*Exercise requirements*.
Identify the lines bearing the string "image" and gather them.

[Records from a data source]
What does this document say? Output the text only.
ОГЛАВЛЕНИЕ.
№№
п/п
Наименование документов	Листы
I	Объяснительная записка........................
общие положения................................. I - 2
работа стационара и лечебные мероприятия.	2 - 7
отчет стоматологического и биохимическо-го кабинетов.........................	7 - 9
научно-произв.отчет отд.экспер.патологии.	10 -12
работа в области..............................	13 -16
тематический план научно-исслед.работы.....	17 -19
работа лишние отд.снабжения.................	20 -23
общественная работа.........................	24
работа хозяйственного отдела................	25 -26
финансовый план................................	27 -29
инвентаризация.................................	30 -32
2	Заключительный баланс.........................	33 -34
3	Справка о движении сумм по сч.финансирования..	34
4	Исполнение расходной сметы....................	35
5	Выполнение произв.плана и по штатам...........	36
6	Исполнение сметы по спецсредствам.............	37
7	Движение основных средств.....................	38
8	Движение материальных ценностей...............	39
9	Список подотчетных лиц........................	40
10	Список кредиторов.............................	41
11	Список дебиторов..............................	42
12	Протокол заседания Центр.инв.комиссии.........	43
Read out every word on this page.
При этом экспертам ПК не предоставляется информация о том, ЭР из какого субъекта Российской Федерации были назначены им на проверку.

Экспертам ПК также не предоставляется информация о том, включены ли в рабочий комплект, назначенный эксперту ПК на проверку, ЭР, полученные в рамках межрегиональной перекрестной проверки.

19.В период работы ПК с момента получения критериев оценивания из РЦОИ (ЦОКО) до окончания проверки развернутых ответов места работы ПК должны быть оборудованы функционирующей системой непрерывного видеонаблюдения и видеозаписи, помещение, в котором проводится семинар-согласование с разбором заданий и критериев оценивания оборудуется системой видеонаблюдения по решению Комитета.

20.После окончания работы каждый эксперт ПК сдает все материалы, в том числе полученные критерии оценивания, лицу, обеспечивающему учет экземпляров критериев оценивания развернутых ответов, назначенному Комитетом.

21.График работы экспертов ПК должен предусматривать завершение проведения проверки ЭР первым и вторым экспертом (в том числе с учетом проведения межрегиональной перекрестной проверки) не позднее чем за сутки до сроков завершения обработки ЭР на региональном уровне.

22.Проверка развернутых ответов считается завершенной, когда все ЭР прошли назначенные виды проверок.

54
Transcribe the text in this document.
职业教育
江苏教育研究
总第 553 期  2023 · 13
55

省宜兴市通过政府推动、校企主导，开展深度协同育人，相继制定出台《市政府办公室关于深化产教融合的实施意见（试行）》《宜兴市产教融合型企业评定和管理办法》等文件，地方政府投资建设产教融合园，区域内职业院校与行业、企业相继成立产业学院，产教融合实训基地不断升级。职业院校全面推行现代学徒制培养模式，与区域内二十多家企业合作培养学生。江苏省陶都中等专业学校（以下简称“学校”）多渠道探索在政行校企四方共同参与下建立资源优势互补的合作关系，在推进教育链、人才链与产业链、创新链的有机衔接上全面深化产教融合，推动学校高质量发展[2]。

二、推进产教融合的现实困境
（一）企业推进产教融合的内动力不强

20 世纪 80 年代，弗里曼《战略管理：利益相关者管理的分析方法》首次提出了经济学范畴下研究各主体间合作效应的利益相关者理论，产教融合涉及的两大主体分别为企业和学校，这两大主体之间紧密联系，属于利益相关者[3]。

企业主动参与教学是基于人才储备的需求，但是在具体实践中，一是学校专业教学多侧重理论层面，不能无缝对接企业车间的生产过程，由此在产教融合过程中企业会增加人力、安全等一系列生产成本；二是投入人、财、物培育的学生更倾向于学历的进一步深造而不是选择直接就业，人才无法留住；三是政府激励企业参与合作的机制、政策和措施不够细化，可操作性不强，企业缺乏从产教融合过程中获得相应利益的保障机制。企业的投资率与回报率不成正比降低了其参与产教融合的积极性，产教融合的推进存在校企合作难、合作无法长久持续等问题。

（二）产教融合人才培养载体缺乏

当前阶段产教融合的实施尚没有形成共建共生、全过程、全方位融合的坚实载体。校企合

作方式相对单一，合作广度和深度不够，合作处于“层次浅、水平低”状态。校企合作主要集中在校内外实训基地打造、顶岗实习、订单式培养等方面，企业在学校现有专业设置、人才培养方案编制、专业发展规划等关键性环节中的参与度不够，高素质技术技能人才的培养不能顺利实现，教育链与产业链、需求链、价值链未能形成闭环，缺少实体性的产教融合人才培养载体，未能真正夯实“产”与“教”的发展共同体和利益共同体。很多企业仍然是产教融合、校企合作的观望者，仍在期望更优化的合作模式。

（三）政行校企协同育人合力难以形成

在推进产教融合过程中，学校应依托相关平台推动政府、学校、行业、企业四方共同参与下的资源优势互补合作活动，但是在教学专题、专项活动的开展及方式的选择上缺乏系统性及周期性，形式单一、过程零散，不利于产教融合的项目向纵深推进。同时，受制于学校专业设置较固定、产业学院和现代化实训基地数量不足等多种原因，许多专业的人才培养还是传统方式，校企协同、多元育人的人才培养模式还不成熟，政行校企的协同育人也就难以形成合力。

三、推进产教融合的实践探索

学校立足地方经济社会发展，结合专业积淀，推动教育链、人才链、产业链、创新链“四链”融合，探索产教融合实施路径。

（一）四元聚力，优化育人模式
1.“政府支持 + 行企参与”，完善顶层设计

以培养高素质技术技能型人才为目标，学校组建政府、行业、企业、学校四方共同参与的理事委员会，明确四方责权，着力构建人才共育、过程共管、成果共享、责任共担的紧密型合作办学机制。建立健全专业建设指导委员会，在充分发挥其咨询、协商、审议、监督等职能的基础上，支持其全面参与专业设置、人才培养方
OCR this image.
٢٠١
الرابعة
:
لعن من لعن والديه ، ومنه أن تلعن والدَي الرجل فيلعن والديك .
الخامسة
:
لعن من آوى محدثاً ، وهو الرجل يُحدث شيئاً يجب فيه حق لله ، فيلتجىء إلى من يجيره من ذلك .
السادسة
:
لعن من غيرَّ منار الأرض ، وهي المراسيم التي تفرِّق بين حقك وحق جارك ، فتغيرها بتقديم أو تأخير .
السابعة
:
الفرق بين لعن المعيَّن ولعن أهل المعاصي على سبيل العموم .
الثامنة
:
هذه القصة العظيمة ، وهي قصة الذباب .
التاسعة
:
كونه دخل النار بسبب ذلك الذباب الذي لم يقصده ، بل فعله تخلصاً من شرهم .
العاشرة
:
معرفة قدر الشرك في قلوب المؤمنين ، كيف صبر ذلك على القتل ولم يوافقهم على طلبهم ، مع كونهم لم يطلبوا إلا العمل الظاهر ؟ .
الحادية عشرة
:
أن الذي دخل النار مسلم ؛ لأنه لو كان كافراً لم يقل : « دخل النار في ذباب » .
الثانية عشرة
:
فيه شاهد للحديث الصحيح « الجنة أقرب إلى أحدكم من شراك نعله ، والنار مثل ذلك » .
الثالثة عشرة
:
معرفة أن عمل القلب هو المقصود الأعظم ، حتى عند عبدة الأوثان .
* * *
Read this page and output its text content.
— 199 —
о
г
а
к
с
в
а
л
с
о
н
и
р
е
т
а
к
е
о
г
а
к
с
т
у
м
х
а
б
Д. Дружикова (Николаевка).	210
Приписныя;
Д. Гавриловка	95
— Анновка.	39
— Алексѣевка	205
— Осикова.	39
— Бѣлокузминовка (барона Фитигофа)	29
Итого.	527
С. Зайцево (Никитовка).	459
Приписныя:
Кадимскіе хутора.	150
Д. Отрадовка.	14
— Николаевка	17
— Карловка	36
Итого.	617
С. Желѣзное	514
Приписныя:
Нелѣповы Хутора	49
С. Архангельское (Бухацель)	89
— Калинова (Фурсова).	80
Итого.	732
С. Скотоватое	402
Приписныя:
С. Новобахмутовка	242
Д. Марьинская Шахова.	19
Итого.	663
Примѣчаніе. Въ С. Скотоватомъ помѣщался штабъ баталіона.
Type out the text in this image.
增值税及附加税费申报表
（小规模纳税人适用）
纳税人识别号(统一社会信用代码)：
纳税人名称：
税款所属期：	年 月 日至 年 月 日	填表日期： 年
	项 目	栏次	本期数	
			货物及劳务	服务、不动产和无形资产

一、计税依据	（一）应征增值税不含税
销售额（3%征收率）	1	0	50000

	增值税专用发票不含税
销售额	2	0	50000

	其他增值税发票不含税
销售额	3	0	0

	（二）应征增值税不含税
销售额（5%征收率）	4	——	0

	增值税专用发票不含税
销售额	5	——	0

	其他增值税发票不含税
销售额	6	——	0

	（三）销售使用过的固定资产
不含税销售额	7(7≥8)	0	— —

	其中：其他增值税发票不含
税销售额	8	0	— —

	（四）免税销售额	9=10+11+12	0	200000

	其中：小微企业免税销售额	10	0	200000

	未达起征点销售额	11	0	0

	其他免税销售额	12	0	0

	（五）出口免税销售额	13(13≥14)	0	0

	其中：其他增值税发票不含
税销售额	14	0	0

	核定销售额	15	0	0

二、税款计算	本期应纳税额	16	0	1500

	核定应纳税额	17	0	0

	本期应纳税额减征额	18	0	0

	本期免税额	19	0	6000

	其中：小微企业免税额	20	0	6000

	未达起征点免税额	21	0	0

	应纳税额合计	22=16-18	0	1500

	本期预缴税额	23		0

*Full answer*.
OCR this image.
Type out the text in this image.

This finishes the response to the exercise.